- STATED EXERCISE:
Write the entries out again exactly as they stand, but without the pictures.

===

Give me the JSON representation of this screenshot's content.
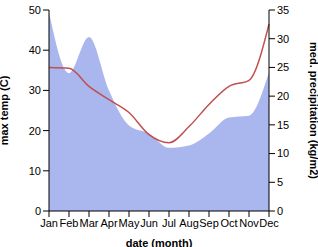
{
  "chart_data": {
    "type": "line",
    "xlabel": "date (month)",
    "ylabel": "max temp (C)",
    "y2label": "med. precipitation (kg/m2)",
    "categories": [
      "Jan",
      "Feb",
      "Mar",
      "Apr",
      "May",
      "Jun",
      "Jul",
      "Aug",
      "Sep",
      "Oct",
      "Nov",
      "Dec"
    ],
    "ylim": [
      0,
      50
    ],
    "yticks": [
      0,
      10,
      20,
      30,
      40,
      50
    ],
    "y2lim": [
      0,
      35
    ],
    "y2ticks": [
      0,
      5,
      10,
      15,
      20,
      25,
      30,
      35
    ],
    "grid": false,
    "series": [
      {
        "type": "area",
        "axis": "y2",
        "color": "#aab6ee",
        "values": [
          34.6,
          24,
          30.3,
          21,
          14.9,
          13.5,
          11,
          11.4,
          13.5,
          16.3,
          16.6,
          24.2
        ]
      },
      {
        "type": "line",
        "color": "#c0504d",
        "values": [
          35.7,
          35.5,
          31,
          27.7,
          24.5,
          19,
          17,
          21,
          26.5,
          31,
          32.5,
          46.5
        ]
      }
    ]
  }
}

===

- COMPLETED TASK:
Give me the JSON representation of this screenshot's content.
{
  "chart_data": {
    "type": "line",
    "xlabel": "date (month)",
    "ylabel": "max temp (C)",
    "y2label": "med. precipitation (kg/m2)",
    "categories": [
      "Jan",
      "Feb",
      "Mar",
      "Apr",
      "May",
      "Jun",
      "Jul",
      "Aug",
      "Sep",
      "Oct",
      "Nov",
      "Dec"
    ],
    "ylim": [
      0,
      50
    ],
    "yticks": [
      0,
      10,
      20,
      30,
      40,
      50
    ],
    "y2lim": [
      0,
      35
    ],
    "y2ticks": [
      0,
      5,
      10,
      15,
      20,
      25,
      30,
      35
    ],
    "grid": false,
    "series": [
      {
        "type": "area",
        "axis": "y2",
        "color": "#aab6ee",
        "values": [
          34.6,
          24,
          30.3,
          21,
          14.9,
          13.5,
          11,
          11.4,
          13.5,
          16.3,
          16.6,
          24.2
        ]
      },
      {
        "type": "line",
        "color": "#c0504d",
        "values": [
          35.7,
          35.5,
          31,
          27.7,
          24.5,
          19,
          17,
          21,
          26.5,
          31,
          32.5,
          46.5
        ]
      }
    ]
  }
}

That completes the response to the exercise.